→ **EXCERPTED PASSAGE**:
▽

CommonCrawl News Dataset

This repository contains scripts and utilities for downloading, extracting, parsing, filtering, geocoding, storing, and querying the CommonCrawl News dataset. The goal is to enable spatial and semantic analysis of news articles with a focus on reproducibility and ease of use.

Repository Structure

Project Scripts

01_download_newscrawl.py:
- Downloads CommonCrawl News WARC files for a specified month.
- Handles concurrent downloads with retries and exponential backoff.
- Ensures folder structure is created and manages file paths dynamically.
02_extract_newscrawl.py:
- Extracts text content and metadata from WARC files.
- Converts the extracted data into Feather format for efficient processing.
- Supports parallel processing to handle large datasets.
03_extract_text.py:
- Extracts main text and metadata from articles using trafilatura.
- Filters articles based on predefined exclusion rules (e.g., TLD).
- Outputs processed data in Feather format.

△

→ **TASKS TO CARRY OUT**:
**a)** Name every script file listed in the CommonCrawl News repository text.
**b)** According to the CommonCrawl News repository text, which tool does 03_extract_text.py use to pull main text and metadata from articles?

→ **Dataset excerpt**:
▽

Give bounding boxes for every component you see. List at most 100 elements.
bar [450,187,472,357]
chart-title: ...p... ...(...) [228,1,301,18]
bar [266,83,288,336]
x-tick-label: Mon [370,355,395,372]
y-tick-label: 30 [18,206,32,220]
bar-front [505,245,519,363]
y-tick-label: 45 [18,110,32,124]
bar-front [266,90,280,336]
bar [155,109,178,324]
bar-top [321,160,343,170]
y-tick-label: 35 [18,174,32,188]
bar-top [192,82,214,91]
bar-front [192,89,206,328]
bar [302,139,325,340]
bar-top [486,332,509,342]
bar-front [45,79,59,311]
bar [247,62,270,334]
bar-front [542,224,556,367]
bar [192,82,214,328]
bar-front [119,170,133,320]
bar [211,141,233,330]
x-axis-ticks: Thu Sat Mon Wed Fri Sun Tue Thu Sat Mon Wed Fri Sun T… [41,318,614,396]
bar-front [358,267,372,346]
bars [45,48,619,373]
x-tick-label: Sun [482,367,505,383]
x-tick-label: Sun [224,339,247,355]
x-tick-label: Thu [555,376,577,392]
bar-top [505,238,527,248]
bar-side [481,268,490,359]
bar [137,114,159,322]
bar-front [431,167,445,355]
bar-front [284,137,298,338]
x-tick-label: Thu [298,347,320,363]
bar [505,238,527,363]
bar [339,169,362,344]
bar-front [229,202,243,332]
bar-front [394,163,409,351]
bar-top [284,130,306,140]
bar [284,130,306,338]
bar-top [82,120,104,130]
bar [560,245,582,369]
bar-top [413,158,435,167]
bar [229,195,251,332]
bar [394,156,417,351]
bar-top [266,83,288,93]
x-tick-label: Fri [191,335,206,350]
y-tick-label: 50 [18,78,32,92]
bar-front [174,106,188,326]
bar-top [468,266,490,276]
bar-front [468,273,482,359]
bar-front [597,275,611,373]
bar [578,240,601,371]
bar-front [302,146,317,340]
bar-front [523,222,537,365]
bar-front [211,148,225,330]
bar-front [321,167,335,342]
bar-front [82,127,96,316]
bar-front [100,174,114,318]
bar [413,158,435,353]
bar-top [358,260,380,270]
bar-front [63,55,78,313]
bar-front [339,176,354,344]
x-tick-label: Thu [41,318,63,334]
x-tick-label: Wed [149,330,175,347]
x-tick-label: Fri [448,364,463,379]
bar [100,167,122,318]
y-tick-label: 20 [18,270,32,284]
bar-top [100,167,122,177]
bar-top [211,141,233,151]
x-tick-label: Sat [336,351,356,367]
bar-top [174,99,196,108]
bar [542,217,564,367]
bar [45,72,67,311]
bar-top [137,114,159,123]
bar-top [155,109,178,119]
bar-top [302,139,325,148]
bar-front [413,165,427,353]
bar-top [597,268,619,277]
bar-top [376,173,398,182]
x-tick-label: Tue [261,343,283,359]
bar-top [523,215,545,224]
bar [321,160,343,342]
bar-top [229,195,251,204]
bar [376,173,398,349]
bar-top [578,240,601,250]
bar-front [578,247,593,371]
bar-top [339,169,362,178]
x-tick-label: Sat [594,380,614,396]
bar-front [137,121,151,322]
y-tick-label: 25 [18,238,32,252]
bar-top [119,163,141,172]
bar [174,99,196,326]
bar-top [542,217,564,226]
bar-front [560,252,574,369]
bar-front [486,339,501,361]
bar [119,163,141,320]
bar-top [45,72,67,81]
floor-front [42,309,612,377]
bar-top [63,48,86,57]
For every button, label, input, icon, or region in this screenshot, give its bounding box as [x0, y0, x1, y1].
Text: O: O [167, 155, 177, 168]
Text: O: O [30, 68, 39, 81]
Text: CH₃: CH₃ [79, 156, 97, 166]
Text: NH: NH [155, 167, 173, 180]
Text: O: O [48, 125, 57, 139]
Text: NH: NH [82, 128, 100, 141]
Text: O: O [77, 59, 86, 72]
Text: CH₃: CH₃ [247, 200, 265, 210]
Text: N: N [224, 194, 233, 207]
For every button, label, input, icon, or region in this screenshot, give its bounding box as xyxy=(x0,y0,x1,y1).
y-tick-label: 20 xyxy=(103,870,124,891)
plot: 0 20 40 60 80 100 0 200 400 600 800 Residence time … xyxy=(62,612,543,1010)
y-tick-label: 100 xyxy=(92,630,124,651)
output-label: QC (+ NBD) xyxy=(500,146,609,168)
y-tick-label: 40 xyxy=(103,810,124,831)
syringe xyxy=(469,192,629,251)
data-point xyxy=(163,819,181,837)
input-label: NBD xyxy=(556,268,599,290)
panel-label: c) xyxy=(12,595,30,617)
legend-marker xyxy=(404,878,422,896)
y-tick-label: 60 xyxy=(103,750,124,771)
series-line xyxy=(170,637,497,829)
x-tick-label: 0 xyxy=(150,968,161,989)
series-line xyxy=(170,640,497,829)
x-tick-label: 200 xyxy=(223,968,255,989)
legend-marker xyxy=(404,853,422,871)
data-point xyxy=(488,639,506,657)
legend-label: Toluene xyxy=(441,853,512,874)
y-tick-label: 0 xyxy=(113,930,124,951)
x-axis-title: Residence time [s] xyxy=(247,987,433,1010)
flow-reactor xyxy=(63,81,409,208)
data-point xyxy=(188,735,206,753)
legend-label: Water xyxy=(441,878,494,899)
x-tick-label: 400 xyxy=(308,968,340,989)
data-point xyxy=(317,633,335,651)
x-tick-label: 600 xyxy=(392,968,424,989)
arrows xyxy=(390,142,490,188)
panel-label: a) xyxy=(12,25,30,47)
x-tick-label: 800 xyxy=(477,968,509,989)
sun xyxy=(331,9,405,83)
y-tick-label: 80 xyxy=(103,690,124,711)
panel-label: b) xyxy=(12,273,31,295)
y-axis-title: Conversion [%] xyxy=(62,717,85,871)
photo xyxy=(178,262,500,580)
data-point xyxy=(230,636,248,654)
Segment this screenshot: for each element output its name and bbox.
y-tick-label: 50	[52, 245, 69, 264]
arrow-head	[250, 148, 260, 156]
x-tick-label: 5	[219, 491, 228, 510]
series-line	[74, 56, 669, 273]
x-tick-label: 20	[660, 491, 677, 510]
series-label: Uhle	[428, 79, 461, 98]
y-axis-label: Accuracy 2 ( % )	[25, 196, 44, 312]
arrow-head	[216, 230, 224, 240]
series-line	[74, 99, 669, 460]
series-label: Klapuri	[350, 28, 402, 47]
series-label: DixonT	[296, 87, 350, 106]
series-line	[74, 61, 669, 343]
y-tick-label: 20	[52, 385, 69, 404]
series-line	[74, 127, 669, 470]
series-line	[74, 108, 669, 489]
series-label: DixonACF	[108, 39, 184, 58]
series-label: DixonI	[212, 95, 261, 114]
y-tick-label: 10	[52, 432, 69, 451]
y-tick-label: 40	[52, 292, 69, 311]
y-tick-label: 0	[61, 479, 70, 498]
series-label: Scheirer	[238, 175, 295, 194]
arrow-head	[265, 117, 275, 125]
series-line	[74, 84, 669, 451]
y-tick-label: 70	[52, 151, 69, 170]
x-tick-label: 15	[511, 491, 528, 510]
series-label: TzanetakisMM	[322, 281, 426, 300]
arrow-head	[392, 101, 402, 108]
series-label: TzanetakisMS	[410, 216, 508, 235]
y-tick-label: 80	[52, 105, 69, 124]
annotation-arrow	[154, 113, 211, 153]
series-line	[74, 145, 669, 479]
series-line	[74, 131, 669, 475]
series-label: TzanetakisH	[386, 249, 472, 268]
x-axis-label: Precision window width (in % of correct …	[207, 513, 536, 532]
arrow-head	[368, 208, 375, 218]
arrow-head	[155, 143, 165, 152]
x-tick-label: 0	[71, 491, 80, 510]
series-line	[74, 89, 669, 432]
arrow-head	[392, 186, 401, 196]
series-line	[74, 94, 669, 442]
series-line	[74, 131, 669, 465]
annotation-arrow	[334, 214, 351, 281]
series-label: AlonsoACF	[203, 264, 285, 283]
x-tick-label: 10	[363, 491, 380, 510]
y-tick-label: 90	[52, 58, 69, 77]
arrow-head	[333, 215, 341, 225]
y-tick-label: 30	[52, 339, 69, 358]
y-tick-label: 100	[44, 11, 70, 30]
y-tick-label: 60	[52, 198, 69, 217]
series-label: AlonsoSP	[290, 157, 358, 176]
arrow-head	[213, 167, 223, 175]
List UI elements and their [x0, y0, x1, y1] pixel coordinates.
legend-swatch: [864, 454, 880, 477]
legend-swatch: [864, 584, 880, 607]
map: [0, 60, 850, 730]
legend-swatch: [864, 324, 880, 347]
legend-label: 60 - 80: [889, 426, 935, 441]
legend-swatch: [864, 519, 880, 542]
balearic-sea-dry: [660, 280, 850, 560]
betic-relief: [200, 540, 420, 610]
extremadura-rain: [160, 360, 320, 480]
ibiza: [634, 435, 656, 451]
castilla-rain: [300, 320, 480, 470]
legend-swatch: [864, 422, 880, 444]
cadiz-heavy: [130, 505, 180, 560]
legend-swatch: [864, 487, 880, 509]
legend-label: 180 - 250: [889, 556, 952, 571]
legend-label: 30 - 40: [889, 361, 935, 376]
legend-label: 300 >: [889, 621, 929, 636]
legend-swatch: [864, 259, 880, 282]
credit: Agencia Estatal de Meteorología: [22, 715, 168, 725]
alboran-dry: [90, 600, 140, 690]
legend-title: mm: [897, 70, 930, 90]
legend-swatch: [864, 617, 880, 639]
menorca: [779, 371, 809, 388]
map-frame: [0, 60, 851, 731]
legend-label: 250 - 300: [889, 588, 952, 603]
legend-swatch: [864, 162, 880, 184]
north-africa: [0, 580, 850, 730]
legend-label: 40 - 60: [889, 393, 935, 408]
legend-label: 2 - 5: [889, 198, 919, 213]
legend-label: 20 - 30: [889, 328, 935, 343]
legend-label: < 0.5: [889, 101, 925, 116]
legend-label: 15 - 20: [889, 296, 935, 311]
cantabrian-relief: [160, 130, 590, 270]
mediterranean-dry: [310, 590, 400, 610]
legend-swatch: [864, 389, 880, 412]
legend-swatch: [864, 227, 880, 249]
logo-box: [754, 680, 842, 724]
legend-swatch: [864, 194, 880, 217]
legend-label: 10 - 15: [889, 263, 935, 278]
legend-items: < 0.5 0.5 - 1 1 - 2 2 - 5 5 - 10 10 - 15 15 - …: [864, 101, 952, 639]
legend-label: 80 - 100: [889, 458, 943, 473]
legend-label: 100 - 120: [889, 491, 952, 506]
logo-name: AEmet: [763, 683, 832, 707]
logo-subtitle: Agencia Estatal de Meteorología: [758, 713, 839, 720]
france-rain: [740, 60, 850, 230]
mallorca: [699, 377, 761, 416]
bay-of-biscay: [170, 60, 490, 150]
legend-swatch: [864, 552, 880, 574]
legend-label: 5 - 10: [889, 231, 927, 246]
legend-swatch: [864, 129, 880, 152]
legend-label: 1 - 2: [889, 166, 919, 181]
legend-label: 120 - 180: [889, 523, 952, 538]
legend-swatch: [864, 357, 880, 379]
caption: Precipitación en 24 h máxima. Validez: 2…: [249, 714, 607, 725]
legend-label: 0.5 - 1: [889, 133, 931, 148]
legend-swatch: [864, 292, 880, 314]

△

→ **REPLIES**:
**a)** 01_download_newscrawl.py, 02_extract_newscrawl.py, 03_extract_text.py

**b)** It uses trafilatura.